--- Source data ---

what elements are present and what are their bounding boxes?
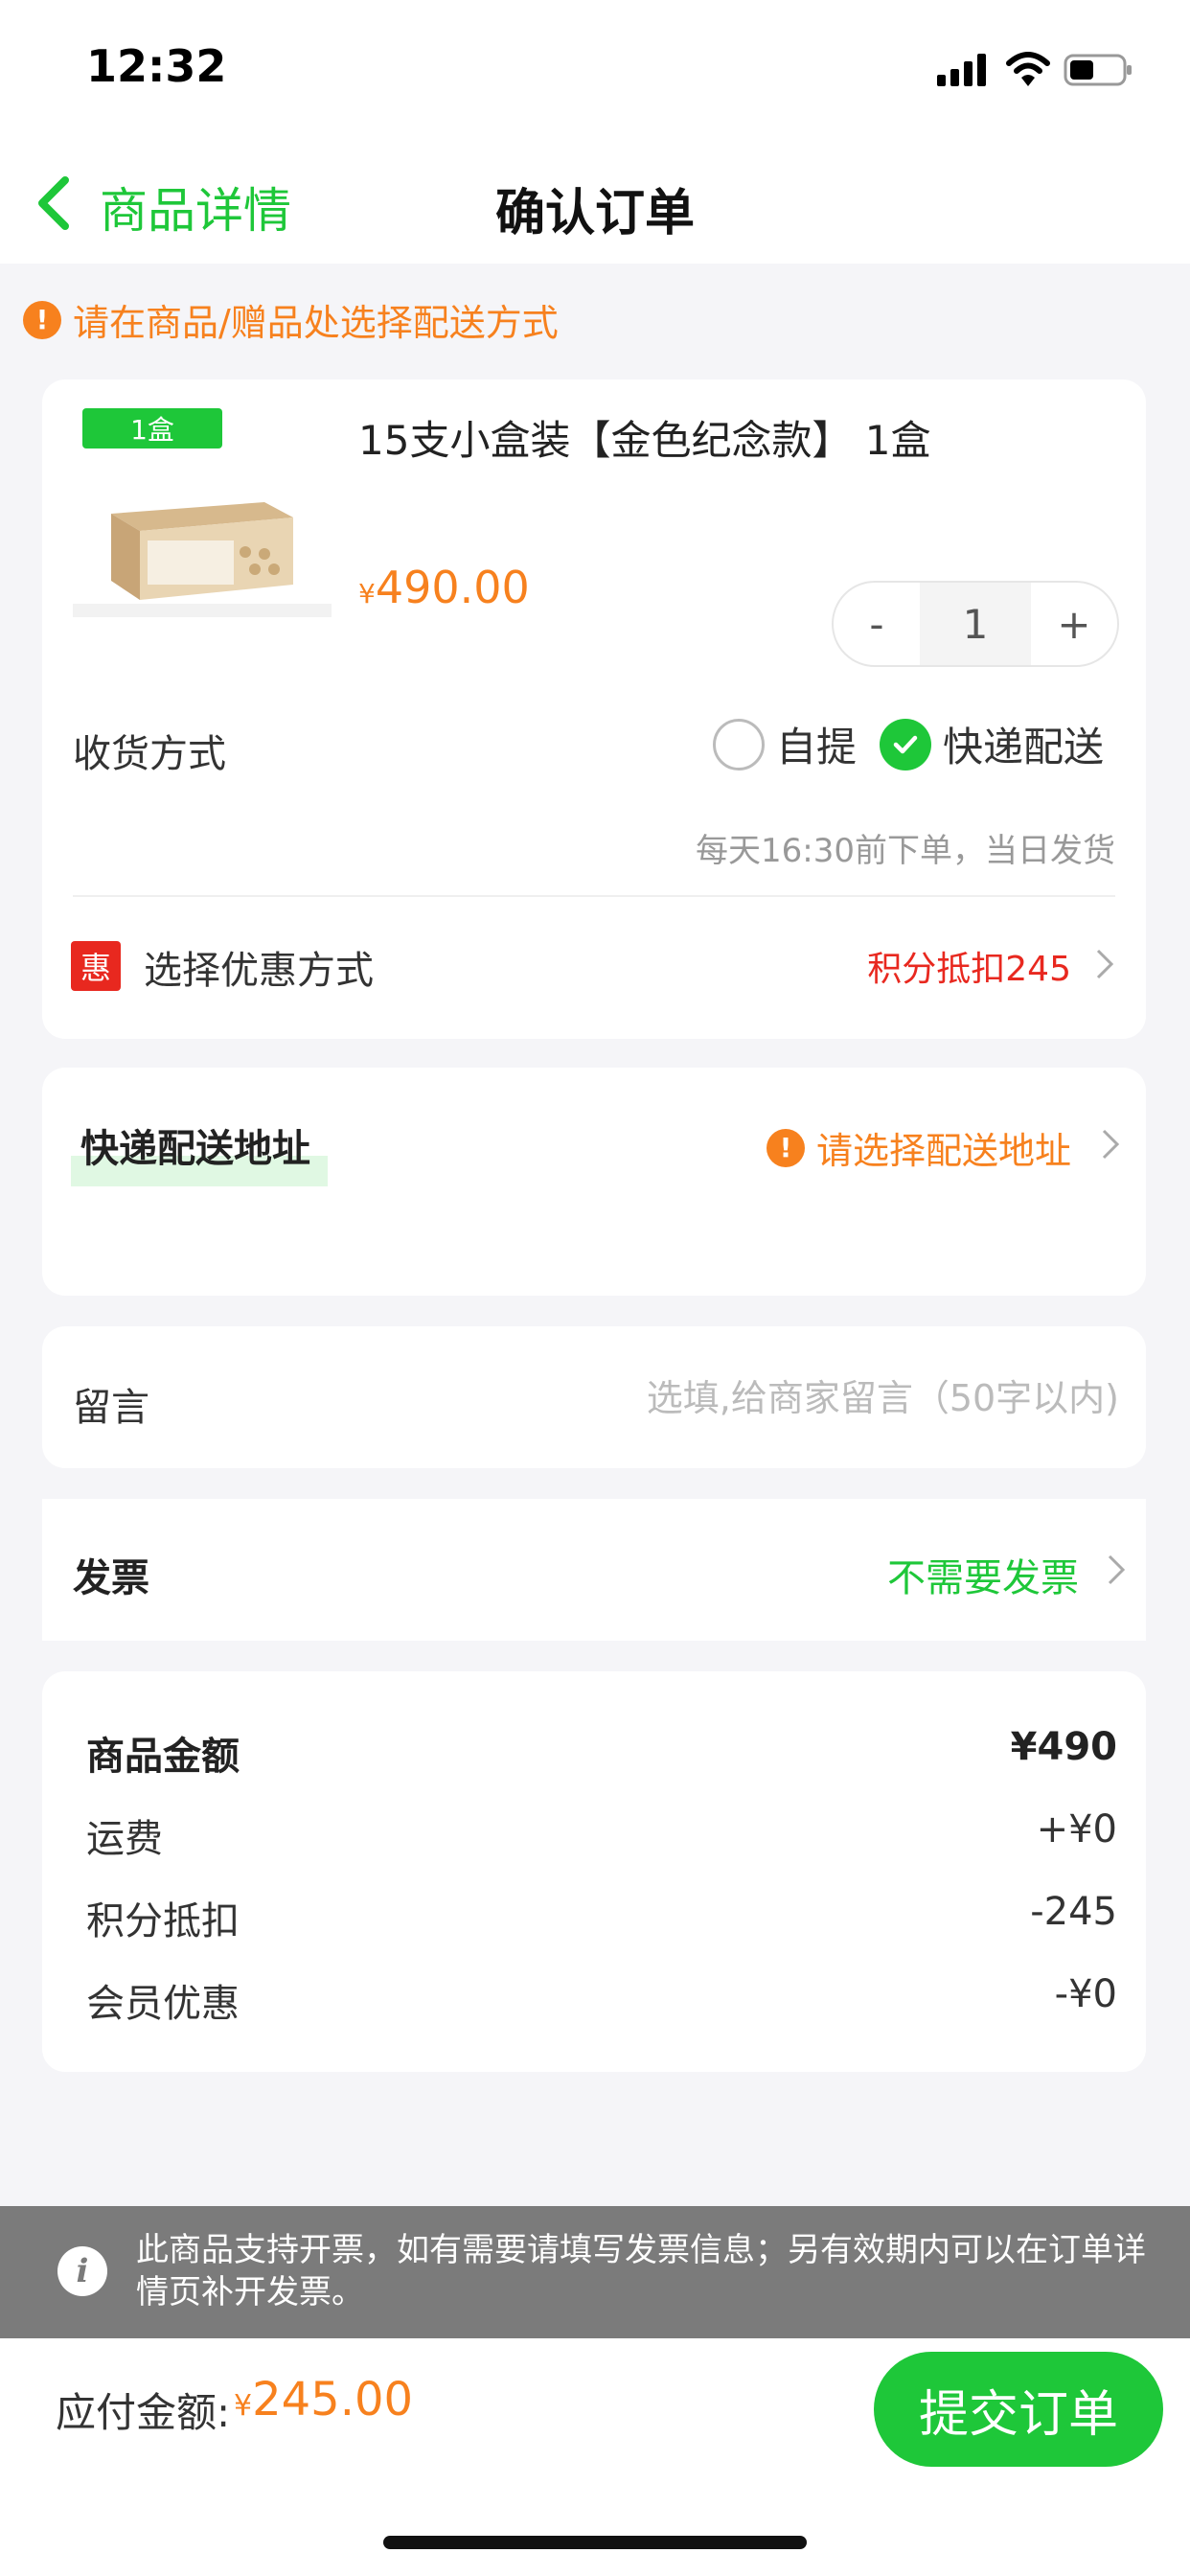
quantity-decrease-button[interactable]: - [834, 583, 920, 665]
status-time: 12:32 [86, 40, 227, 92]
product-image [73, 502, 332, 617]
pay-amount-value: 245.00 [252, 2373, 414, 2426]
pay-label: 应付金额: [56, 2389, 231, 2436]
promo-value[interactable]: 积分抵扣245 [867, 941, 1071, 991]
checkout-bar: 应付金额: ¥245.00 提交订单 [0, 2338, 1190, 2472]
quantity-increase-button[interactable]: + [1031, 583, 1117, 665]
summary-label: 会员优惠 [86, 1982, 240, 2026]
submit-order-button[interactable]: 提交订单 [874, 2352, 1163, 2467]
summary-row-member: 会员优惠 -¥0 [86, 1972, 1117, 2028]
currency-symbol: ¥ [358, 578, 376, 610]
shipping-option-self-label: 自提 [776, 724, 858, 770]
warning-icon: ! [23, 300, 61, 339]
chevron-right-icon[interactable] [1106, 1552, 1127, 1587]
wifi-icon [1006, 52, 1050, 86]
divider [73, 895, 1115, 897]
shipping-option-express[interactable]: 快递配送 [880, 715, 1104, 773]
summary-value: -¥0 [1054, 1972, 1117, 2016]
navigation-bar: 商品详情 确认订单 [0, 144, 1190, 264]
quantity-stepper: - 1 + [832, 581, 1119, 667]
invoice-value[interactable]: 不需要发票 [887, 1547, 1079, 1602]
message-label: 留言 [73, 1386, 149, 1430]
address-warning[interactable]: ! 请选择配送地址 [766, 1121, 1071, 1174]
promo-label[interactable]: 选择优惠方式 [144, 939, 374, 995]
warning-icon: ! [766, 1128, 805, 1167]
radio-checked-icon[interactable] [880, 718, 931, 770]
summary-row-goods: 商品金额 ¥490 [86, 1725, 1117, 1781]
summary-value: +¥0 [1036, 1807, 1117, 1852]
summary-row-shipping: 运费 +¥0 [86, 1807, 1117, 1863]
summary-label: 商品金额 [86, 1735, 240, 1779]
battery-icon [1064, 54, 1132, 86]
invoice-card[interactable]: 发票 不需要发票 [42, 1499, 1146, 1641]
invoice-label: 发票 [73, 1556, 149, 1600]
invoice-tip-bar: i 此商品支持开票，如有需要请填写发票信息；另有效期内可以在订单详情页补开发票。 [0, 2206, 1190, 2338]
address-card[interactable]: 快递配送地址 ! 请选择配送地址 [42, 1068, 1146, 1296]
message-card: 留言 [42, 1326, 1146, 1468]
status-bar: 12:32 [0, 0, 1190, 144]
summary-label: 积分抵扣 [86, 1899, 240, 1944]
summary-value: -245 [1030, 1890, 1117, 1934]
product-name: 15支小盒装【金色纪念款】 1盒 [358, 417, 931, 464]
price-summary-card: 商品金额 ¥490 运费 +¥0 积分抵扣 -245 会员优惠 -¥0 [42, 1671, 1146, 2072]
delivery-warning-text: 请在商品/赠品处选择配送方式 [73, 302, 559, 344]
product-price: ¥490.00 [358, 562, 530, 613]
shipping-option-self-pickup[interactable]: 自提 [713, 715, 857, 773]
product-card: 1盒 15支小盒装【金色纪念款】 1盒 ¥490.00 - 1 + 收货方式 自… [42, 380, 1146, 1039]
info-icon: i [57, 2246, 107, 2296]
chevron-right-icon[interactable] [1100, 1127, 1121, 1162]
home-indicator-area [0, 2472, 1190, 2576]
shipping-note: 每天16:30前下单，当日发货 [696, 832, 1115, 870]
address-warning-text: 请选择配送地址 [815, 1130, 1071, 1172]
shipping-method-label: 收货方式 [73, 732, 226, 776]
message-input[interactable] [448, 1365, 1119, 1432]
radio-unchecked-icon[interactable] [713, 718, 765, 770]
quantity-tag: 1盒 [82, 408, 222, 448]
product-price-value: 490.00 [375, 562, 530, 613]
summary-row-points: 积分抵扣 -245 [86, 1890, 1117, 1945]
shipping-option-express-label: 快递配送 [943, 724, 1105, 770]
page-title: 确认订单 [494, 185, 695, 242]
summary-value: ¥490 [1010, 1725, 1117, 1769]
home-indicator[interactable] [383, 2536, 807, 2549]
address-title: 快递配送地址 [80, 1127, 310, 1171]
discount-icon: 惠 [71, 941, 121, 991]
pay-amount: ¥245.00 [234, 2373, 413, 2426]
delivery-warning: ! 请在商品/赠品处选择配送方式 [23, 293, 559, 346]
currency-symbol: ¥ [234, 2389, 253, 2423]
summary-label: 运费 [86, 1817, 163, 1861]
chevron-right-icon[interactable] [1094, 947, 1115, 981]
invoice-tip-text: 此商品支持开票，如有需要请填写发票信息；另有效期内可以在订单详情页补开发票。 [136, 2231, 1146, 2312]
quantity-value[interactable]: 1 [920, 583, 1031, 665]
cellular-signal-icon [937, 54, 986, 86]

---

■ **Work required**: Give the lines from the one containing "quantity-decrease-button[interactable]: - [834, 583, 920, 665]" to the one containing "pay-label: 应付金额: [56, 2389, 231, 2436]", both included, as a Markdown table. Use a Row column for each line's number and a Line column for its text, and leave out any blank lines.

■ **Final result**:
| Row | Line |
|---|---|
| 1 | quantity-decrease-button[interactable]: - [834, 583, 920, 665] |
| 2 | status-time: 12:32 [86, 40, 227, 92] |
| 3 | product-image [73, 502, 332, 617] |
| 4 | pay-amount-value: 245.00 [252, 2373, 414, 2426] |
| 5 | pay-label: 应付金额: [56, 2389, 231, 2436] |